Each entry that follows is to be retyped exactly. Pictures do not belong in the copy.

[Items from a dataset]
────────────────

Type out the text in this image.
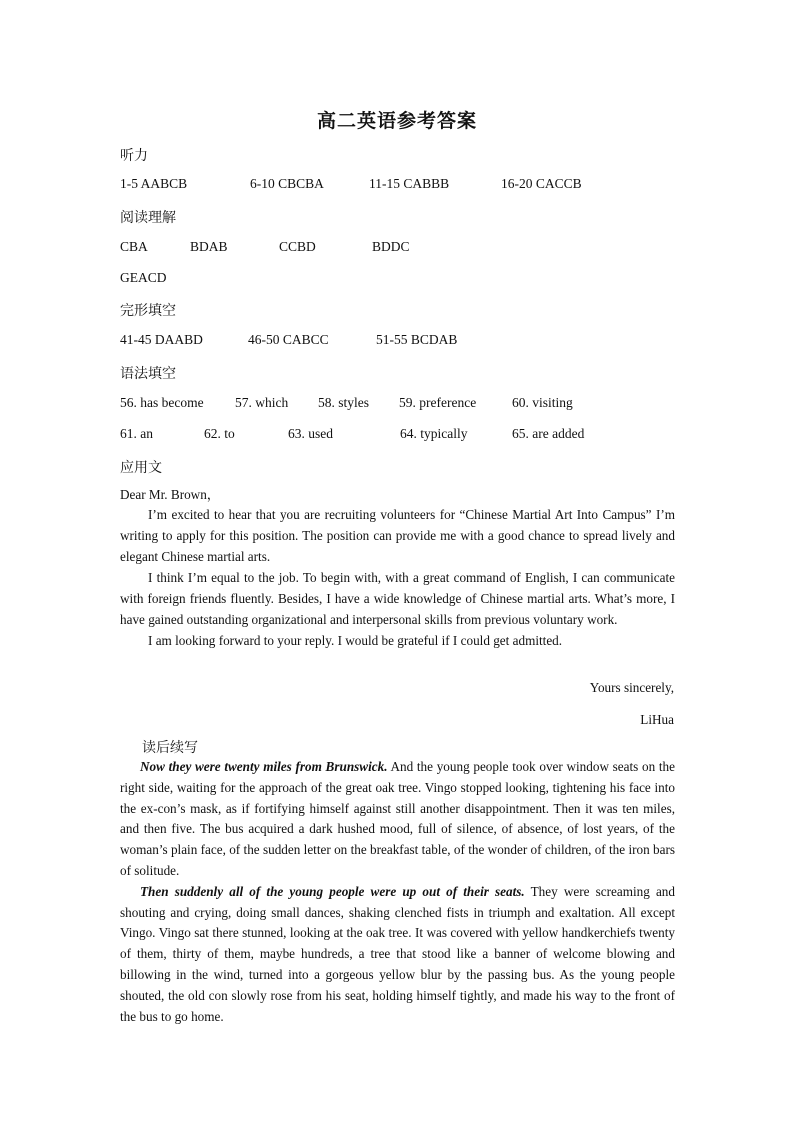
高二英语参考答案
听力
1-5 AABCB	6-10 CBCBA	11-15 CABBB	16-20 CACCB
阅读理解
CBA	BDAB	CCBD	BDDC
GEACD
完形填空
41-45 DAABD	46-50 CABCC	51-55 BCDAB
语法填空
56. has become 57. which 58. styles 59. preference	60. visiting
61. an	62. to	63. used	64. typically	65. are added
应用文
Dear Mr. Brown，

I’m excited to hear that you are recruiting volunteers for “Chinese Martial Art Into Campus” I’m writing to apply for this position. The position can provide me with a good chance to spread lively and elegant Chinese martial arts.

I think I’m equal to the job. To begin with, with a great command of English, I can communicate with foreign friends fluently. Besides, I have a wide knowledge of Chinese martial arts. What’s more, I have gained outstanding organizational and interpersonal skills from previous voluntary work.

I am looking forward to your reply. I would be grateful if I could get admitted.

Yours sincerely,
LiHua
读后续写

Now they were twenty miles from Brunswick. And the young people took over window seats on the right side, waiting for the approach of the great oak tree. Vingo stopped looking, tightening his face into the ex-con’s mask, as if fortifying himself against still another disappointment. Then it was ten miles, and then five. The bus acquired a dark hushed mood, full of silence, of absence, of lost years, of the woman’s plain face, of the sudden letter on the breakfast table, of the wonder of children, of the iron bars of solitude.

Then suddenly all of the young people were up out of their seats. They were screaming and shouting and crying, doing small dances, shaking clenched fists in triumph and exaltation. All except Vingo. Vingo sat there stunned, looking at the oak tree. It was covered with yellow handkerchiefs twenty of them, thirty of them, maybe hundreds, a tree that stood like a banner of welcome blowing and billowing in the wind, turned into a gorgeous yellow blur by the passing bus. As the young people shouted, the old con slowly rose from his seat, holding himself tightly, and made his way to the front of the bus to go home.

────────────────

• **RESPONSE**:
Type out the text in this image.
高二英语参考答案
听力
1-5 AABCB	6-10 CBCBA	11-15 CABBB	16-20 CACCB
阅读理解
CBA	BDAB	CCBD	BDDC
GEACD
完形填空
41-45 DAABD	46-50 CABCC	51-55 BCDAB
语法填空
56. has become 57. which 58. styles 59. preference	60. visiting
61. an	62. to	63. used	64. typically	65. are added
应用文
Dear Mr. Brown，

I’m excited to hear that you are recruiting volunteers for “Chinese Martial Art Into Campus” I’m writing to apply for this position. The position can provide me with a good chance to spread lively and elegant Chinese martial arts.

I think I’m equal to the job. To begin with, with a great command of English, I can communicate with foreign friends fluently. Besides, I have a wide knowledge of Chinese martial arts. What’s more, I have gained outstanding organizational and interpersonal skills from previous voluntary work.

I am looking forward to your reply. I would be grateful if I could get admitted.

Yours sincerely,
LiHua
读后续写

Now they were twenty miles from Brunswick. And the young people took over window seats on the right side, waiting for the approach of the great oak tree. Vingo stopped looking, tightening his face into the ex-con’s mask, as if fortifying himself against still another disappointment. Then it was ten miles, and then five. The bus acquired a dark hushed mood, full of silence, of absence, of lost years, of the woman’s plain face, of the sudden letter on the breakfast table, of the wonder of children, of the iron bars of solitude.

Then suddenly all of the young people were up out of their seats. They were screaming and shouting and crying, doing small dances, shaking clenched fists in triumph and exaltation. All except Vingo. Vingo sat there stunned, looking at the oak tree. It was covered with yellow handkerchiefs twenty of them, thirty of them, maybe hundreds, a tree that stood like a banner of welcome blowing and billowing in the wind, turned into a gorgeous yellow blur by the passing bus. As the young people shouted, the old con slowly rose from his seat, holding himself tightly, and made his way to the front of the bus to go home.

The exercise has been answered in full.